TEXT EXCERPT section start

It has been shown that patients suffering from moderate hypothyroidism are at an increased risk of thrombosis 28. In addition, treatment with levothyroxin increases von Willebrand factor (vWF) levels and shortens in vitro platelet plug formation measured as collagen-epinephrine-induced closure time 29. The current authors have previously shown that CTEPH patients had higher FVIII/vWF levels than healthy subjects and PAH patients 4. One year after PEA these levels were unchanged suggesting a role of elevated FVIII/vWF in disease pathogenesis 4. In accordance with knowledge on genetic factors determining the variation in plasma concentration of FVIII/vWF 30, blood groups other than 0 were more prevalent in CTEPH patients 4, a finding that was confirmed in the registry.

TEXT EXCERPT section end

- **CHECK YOUR UNDERSTANDING**
#1 List every abbreviation that appears in the excerpt on thrombosis risk.
#2 Reproduce the stretch of the excerpt on thrombosis risk from "It has been" through "in the registry." word for word.
#3 According to the excerpt on thrombosis risk, what levels does treatment with levothyroxin increase?

RECORD SET section start

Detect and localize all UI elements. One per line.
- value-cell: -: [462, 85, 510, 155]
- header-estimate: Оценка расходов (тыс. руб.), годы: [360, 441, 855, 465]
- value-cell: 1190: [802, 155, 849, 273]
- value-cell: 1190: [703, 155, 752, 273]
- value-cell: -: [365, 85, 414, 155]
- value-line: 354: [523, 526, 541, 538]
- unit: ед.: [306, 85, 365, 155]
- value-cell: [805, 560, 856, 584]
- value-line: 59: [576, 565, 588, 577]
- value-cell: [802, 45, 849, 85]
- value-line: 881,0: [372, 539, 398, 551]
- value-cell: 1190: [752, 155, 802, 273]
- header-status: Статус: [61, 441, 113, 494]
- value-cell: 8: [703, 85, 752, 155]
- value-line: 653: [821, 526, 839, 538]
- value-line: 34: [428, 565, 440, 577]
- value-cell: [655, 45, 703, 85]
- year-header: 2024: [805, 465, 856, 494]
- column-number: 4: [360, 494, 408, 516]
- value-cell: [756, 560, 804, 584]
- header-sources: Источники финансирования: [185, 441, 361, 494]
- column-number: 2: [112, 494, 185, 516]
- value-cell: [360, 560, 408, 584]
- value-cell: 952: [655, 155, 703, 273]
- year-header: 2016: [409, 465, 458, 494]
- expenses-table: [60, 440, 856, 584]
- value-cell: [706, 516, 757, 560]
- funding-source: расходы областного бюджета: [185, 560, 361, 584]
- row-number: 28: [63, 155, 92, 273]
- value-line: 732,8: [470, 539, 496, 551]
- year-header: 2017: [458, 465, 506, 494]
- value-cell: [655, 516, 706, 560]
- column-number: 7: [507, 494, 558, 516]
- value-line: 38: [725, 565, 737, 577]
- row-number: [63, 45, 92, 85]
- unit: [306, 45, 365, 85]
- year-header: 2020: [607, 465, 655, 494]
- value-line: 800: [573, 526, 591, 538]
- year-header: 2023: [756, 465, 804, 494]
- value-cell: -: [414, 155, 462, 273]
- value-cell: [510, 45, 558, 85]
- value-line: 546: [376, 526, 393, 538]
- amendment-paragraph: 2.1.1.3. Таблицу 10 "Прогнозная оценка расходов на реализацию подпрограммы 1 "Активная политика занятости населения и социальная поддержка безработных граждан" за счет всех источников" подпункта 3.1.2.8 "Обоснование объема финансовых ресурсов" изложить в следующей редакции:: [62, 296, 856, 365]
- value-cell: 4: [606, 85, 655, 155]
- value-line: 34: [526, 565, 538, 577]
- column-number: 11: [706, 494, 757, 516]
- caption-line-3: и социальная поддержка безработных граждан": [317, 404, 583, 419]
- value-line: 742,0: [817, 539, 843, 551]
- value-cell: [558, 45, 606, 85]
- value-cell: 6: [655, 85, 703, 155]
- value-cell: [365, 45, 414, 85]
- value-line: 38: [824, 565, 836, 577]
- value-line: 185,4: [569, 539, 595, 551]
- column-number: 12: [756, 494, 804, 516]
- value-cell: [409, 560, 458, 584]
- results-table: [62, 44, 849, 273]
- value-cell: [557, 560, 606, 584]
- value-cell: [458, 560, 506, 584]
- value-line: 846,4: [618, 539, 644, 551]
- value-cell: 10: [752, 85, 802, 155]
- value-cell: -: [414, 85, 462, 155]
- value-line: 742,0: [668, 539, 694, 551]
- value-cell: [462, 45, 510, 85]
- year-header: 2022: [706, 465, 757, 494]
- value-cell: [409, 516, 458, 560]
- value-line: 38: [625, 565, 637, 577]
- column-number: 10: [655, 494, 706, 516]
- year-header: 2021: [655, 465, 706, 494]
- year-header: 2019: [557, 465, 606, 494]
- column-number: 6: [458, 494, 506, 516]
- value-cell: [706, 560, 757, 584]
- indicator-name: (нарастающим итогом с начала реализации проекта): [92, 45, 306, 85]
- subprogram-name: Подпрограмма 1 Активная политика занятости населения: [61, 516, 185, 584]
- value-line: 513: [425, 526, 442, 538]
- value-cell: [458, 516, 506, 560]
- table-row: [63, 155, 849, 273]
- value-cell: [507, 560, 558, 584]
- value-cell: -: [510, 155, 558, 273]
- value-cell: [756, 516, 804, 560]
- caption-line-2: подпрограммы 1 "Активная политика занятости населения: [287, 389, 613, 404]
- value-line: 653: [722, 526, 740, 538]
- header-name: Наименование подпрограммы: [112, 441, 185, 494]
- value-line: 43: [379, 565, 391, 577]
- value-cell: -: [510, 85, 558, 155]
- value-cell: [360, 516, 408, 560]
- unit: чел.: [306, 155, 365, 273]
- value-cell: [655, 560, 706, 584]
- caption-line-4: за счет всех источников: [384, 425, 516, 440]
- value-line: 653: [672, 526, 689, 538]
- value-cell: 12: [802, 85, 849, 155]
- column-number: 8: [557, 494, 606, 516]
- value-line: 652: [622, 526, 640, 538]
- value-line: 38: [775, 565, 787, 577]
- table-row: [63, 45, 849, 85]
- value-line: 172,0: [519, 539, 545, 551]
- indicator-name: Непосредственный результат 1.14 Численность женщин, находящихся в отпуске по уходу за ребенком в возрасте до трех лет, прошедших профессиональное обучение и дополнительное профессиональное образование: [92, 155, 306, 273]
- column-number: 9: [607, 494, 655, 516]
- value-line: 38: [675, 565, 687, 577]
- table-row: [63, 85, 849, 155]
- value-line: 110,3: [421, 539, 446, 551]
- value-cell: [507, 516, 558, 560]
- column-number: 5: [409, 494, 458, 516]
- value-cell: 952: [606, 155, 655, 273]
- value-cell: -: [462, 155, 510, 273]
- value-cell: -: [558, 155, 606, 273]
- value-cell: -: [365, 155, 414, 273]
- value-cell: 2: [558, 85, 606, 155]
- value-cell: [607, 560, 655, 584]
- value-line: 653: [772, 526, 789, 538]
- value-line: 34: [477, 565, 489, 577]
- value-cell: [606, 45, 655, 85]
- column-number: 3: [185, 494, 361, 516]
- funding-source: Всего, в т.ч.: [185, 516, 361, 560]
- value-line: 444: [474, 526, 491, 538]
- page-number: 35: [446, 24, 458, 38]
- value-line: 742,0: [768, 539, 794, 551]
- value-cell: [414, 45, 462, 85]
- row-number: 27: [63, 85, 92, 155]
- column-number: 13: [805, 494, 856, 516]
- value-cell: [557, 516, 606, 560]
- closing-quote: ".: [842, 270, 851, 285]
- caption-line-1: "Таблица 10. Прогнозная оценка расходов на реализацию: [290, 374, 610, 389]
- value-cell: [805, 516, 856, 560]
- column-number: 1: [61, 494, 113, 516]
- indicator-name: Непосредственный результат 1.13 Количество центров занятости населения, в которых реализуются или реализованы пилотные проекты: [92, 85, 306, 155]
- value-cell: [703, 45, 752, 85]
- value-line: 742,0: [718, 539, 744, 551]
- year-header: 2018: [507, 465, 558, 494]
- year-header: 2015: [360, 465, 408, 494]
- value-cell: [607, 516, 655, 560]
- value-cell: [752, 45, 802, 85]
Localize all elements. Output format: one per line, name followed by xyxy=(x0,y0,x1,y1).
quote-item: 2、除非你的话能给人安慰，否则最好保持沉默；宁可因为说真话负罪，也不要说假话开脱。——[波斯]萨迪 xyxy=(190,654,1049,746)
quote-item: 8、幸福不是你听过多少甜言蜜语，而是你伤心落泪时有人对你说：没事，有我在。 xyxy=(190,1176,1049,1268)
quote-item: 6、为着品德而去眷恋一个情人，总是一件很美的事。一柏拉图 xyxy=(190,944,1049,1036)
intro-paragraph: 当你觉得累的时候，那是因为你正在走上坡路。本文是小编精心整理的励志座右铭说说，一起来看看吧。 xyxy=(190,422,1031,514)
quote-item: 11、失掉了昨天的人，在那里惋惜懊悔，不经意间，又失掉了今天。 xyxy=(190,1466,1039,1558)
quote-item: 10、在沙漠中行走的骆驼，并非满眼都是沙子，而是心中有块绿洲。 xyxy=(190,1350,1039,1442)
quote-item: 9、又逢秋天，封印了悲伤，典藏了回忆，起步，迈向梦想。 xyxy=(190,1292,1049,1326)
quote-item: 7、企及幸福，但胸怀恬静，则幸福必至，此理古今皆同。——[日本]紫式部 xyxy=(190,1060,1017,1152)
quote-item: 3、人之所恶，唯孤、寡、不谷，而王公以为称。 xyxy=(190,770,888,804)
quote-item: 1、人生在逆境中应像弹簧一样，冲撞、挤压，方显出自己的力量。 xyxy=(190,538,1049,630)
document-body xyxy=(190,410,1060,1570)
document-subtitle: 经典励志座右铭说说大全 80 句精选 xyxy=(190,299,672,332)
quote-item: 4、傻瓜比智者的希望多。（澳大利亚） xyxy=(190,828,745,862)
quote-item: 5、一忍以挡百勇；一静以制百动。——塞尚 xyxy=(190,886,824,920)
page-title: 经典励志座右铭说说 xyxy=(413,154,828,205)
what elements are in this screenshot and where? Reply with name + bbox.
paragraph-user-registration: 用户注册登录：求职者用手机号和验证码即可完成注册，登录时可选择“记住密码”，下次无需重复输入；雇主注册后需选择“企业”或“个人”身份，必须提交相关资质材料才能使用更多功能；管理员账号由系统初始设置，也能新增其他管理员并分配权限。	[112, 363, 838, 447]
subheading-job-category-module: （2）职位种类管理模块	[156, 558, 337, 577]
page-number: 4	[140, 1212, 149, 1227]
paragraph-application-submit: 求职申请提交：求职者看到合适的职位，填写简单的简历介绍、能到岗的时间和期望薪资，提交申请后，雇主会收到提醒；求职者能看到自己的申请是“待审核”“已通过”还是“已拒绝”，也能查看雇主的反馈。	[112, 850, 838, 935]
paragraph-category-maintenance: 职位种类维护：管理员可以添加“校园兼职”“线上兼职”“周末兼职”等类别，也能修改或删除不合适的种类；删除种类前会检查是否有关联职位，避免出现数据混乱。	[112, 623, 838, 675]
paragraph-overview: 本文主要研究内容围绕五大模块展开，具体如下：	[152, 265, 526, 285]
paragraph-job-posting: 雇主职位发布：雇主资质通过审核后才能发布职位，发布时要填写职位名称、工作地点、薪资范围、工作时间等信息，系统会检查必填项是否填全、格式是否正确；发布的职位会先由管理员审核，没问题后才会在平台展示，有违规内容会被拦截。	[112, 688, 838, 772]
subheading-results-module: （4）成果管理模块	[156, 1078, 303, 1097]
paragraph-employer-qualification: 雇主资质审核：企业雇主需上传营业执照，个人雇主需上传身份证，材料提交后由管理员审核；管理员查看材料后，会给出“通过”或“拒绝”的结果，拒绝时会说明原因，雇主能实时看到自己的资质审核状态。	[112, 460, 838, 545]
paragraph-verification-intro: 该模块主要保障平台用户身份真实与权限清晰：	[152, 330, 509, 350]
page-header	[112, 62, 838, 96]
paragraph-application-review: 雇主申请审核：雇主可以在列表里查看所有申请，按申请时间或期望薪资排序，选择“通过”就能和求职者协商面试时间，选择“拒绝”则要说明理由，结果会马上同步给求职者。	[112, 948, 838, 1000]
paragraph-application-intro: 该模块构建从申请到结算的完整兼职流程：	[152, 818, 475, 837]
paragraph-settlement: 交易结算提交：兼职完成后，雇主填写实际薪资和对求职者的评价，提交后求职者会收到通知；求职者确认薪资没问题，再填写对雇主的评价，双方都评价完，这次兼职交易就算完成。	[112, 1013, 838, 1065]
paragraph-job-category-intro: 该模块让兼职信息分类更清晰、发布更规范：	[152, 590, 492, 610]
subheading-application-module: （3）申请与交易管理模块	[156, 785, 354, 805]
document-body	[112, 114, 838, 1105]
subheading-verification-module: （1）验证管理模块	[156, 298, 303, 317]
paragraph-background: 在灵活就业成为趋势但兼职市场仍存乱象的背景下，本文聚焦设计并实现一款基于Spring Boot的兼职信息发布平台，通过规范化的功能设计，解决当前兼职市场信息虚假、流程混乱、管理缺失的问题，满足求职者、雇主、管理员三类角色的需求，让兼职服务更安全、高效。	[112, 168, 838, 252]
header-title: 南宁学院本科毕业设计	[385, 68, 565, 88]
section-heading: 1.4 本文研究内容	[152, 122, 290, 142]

RECORD SET section end

- **SOLUTIONS TO THE TASKS**
#1 vWF, CTEPH, FVIII, PAH, PEA

#2
It has been shown that patients suffering from moderate hypothyroidism are at an increased risk of thrombosis 28. In addition, treatment with levothyroxin increases von Willebrand factor (vWF) levels and shortens in vitro platelet plug formation measured as collagen-epinephrine-induced closure time 29. The current authors have previously shown that CTEPH patients had higher FVIII/vWF levels than healthy subjects and PAH patients 4. One year after PEA these levels were unchanged suggesting a role of elevated FVIII/vWF in disease pathogenesis 4. In accordance with knowledge on genetic factors determining the variation in plasma concentration of FVIII/vWF 30, blood groups other than 0 were more prevalent in CTEPH patients 4, a finding that was confirmed in the registry.

#3 Von Willebrand factor (vWF) levels.